----- EXTRACTED DATA
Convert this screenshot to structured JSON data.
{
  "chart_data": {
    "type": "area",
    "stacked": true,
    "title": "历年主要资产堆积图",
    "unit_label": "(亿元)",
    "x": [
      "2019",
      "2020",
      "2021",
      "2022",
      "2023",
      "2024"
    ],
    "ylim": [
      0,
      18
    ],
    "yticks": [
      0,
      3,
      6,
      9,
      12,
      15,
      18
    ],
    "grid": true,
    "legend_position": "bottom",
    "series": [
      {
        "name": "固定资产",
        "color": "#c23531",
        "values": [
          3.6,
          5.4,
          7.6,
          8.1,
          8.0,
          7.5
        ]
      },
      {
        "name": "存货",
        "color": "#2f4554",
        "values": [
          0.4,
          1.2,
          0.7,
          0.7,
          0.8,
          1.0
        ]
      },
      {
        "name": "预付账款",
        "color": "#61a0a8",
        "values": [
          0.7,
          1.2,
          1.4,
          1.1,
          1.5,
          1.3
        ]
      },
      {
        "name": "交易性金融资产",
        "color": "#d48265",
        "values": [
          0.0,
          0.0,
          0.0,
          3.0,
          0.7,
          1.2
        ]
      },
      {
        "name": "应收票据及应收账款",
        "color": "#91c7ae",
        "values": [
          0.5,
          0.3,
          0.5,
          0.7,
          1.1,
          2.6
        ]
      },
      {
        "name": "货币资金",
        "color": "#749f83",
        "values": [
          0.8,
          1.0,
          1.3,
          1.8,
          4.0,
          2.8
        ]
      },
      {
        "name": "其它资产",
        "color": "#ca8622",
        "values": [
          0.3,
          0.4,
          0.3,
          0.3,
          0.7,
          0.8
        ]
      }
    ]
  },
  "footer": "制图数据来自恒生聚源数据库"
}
----------
Extract from the data every line where "name" shows up.

WORKED SOLUTION:
        "name": "固定资产",
        "name": "存货",
        "name": "预付账款",
        "name": "交易性金融资产",
        "name": "应收票据及应收账款",
        "name": "货币资金",
        "name": "其它资产",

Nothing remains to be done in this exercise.